BRIEF – Every line of the material is to be set down again without any change.

INPUT DATA –
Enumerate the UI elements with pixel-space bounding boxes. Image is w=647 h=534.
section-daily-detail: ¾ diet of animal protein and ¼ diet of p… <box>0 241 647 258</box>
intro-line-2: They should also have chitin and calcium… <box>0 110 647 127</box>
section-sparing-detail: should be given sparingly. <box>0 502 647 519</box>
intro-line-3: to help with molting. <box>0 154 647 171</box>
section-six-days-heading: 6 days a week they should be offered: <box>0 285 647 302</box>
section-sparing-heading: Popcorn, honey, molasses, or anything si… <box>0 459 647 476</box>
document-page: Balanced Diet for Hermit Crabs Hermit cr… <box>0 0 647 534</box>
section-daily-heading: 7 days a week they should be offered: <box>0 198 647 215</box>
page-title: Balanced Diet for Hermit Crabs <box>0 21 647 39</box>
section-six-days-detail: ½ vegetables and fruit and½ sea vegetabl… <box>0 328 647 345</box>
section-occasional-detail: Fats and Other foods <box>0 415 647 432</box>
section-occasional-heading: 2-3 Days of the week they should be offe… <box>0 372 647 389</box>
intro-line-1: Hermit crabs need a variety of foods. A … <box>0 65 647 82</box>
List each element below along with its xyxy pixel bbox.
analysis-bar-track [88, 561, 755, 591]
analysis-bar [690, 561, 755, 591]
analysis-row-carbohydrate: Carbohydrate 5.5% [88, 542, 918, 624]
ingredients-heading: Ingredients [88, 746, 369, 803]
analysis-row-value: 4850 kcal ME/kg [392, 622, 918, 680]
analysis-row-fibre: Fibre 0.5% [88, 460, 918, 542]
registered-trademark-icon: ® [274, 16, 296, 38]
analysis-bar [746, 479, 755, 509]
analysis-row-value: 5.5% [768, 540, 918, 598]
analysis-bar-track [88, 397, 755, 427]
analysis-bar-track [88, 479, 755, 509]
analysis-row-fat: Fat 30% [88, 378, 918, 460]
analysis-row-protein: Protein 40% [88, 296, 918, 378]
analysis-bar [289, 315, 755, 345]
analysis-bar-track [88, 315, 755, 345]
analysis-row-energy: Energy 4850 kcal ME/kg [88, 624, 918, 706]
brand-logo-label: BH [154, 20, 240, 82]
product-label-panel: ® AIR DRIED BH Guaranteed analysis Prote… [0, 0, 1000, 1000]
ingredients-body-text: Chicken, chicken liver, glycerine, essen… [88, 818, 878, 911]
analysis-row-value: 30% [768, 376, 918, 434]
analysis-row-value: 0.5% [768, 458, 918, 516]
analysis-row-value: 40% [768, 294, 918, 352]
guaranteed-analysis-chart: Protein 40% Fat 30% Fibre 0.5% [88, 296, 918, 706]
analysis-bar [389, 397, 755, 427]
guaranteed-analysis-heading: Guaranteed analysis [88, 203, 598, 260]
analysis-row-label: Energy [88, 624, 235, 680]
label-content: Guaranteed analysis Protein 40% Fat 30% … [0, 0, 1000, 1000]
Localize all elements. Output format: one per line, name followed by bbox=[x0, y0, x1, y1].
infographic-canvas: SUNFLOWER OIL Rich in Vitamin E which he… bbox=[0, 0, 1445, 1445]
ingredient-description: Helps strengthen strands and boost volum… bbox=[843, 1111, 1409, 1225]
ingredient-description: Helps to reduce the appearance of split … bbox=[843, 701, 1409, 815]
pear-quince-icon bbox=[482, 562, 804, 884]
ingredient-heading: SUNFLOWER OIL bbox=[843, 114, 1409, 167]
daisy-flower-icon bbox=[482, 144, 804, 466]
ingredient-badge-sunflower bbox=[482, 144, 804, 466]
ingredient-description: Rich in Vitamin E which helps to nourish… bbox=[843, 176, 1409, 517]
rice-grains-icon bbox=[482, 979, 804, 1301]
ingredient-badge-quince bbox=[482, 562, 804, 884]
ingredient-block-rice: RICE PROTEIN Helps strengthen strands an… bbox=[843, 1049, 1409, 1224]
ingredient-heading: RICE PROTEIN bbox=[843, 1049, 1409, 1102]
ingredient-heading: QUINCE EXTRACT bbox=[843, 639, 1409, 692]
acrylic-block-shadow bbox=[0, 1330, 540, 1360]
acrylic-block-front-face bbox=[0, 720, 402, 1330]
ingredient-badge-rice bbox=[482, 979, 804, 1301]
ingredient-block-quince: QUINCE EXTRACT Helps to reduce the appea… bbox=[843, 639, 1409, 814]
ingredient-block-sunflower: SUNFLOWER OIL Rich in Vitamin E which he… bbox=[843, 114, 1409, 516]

SOLVED PROBLEM –
Enumerate the UI elements with pixel-space bounding boxes. Image is w=647 h=534.
section-daily-detail: ¾ diet of animal protein and ¼ diet of p… <box>0 241 647 258</box>
intro-line-2: They should also have chitin and calcium… <box>0 110 647 127</box>
section-sparing-detail: should be given sparingly. <box>0 502 647 519</box>
intro-line-3: to help with molting. <box>0 154 647 171</box>
section-six-days-heading: 6 days a week they should be offered: <box>0 285 647 302</box>
section-sparing-heading: Popcorn, honey, molasses, or anything si… <box>0 459 647 476</box>
document-page: Balanced Diet for Hermit Crabs Hermit cr… <box>0 0 647 534</box>
section-daily-heading: 7 days a week they should be offered: <box>0 198 647 215</box>
page-title: Balanced Diet for Hermit Crabs <box>0 21 647 39</box>
section-six-days-detail: ½ vegetables and fruit and½ sea vegetabl… <box>0 328 647 345</box>
section-occasional-detail: Fats and Other foods <box>0 415 647 432</box>
section-occasional-heading: 2-3 Days of the week they should be offe… <box>0 372 647 389</box>
intro-line-1: Hermit crabs need a variety of foods. A … <box>0 65 647 82</box>
List each element below along with its xyxy pixel bbox.
analysis-bar-track [88, 561, 755, 591]
analysis-bar [690, 561, 755, 591]
analysis-row-carbohydrate: Carbohydrate 5.5% [88, 542, 918, 624]
ingredients-heading: Ingredients [88, 746, 369, 803]
analysis-row-value: 4850 kcal ME/kg [392, 622, 918, 680]
analysis-row-fibre: Fibre 0.5% [88, 460, 918, 542]
registered-trademark-icon: ® [274, 16, 296, 38]
analysis-bar [746, 479, 755, 509]
analysis-row-value: 5.5% [768, 540, 918, 598]
analysis-bar-track [88, 397, 755, 427]
analysis-bar-track [88, 479, 755, 509]
analysis-row-fat: Fat 30% [88, 378, 918, 460]
analysis-row-protein: Protein 40% [88, 296, 918, 378]
analysis-bar [289, 315, 755, 345]
analysis-bar-track [88, 315, 755, 345]
analysis-row-energy: Energy 4850 kcal ME/kg [88, 624, 918, 706]
brand-logo-label: BH [154, 20, 240, 82]
product-label-panel: ® AIR DRIED BH Guaranteed analysis Prote… [0, 0, 1000, 1000]
ingredients-body-text: Chicken, chicken liver, glycerine, essen… [88, 818, 878, 911]
analysis-row-value: 30% [768, 376, 918, 434]
analysis-row-value: 0.5% [768, 458, 918, 516]
analysis-row-value: 40% [768, 294, 918, 352]
guaranteed-analysis-chart: Protein 40% Fat 30% Fibre 0.5% [88, 296, 918, 706]
analysis-bar [389, 397, 755, 427]
guaranteed-analysis-heading: Guaranteed analysis [88, 203, 598, 260]
analysis-row-label: Energy [88, 624, 235, 680]
label-content: Guaranteed analysis Protein 40% Fat 30% … [0, 0, 1000, 1000]
Localize all elements. Output format: one per line, name followed by bbox=[x0, y0, x1, y1].
infographic-canvas: SUNFLOWER OIL Rich in Vitamin E which he… bbox=[0, 0, 1445, 1445]
ingredient-description: Helps strengthen strands and boost volum… bbox=[843, 1111, 1409, 1225]
ingredient-description: Helps to reduce the appearance of split … bbox=[843, 701, 1409, 815]
pear-quince-icon bbox=[482, 562, 804, 884]
ingredient-heading: SUNFLOWER OIL bbox=[843, 114, 1409, 167]
daisy-flower-icon bbox=[482, 144, 804, 466]
ingredient-badge-sunflower bbox=[482, 144, 804, 466]
ingredient-description: Rich in Vitamin E which helps to nourish… bbox=[843, 176, 1409, 517]
rice-grains-icon bbox=[482, 979, 804, 1301]
ingredient-badge-quince bbox=[482, 562, 804, 884]
ingredient-block-rice: RICE PROTEIN Helps strengthen strands an… bbox=[843, 1049, 1409, 1224]
ingredient-heading: RICE PROTEIN bbox=[843, 1049, 1409, 1102]
ingredient-heading: QUINCE EXTRACT bbox=[843, 639, 1409, 692]
acrylic-block-shadow bbox=[0, 1330, 540, 1360]
acrylic-block-front-face bbox=[0, 720, 402, 1330]
ingredient-badge-rice bbox=[482, 979, 804, 1301]
ingredient-block-quince: QUINCE EXTRACT Helps to reduce the appea… bbox=[843, 639, 1409, 814]
ingredient-block-sunflower: SUNFLOWER OIL Rich in Vitamin E which he… bbox=[843, 114, 1409, 516]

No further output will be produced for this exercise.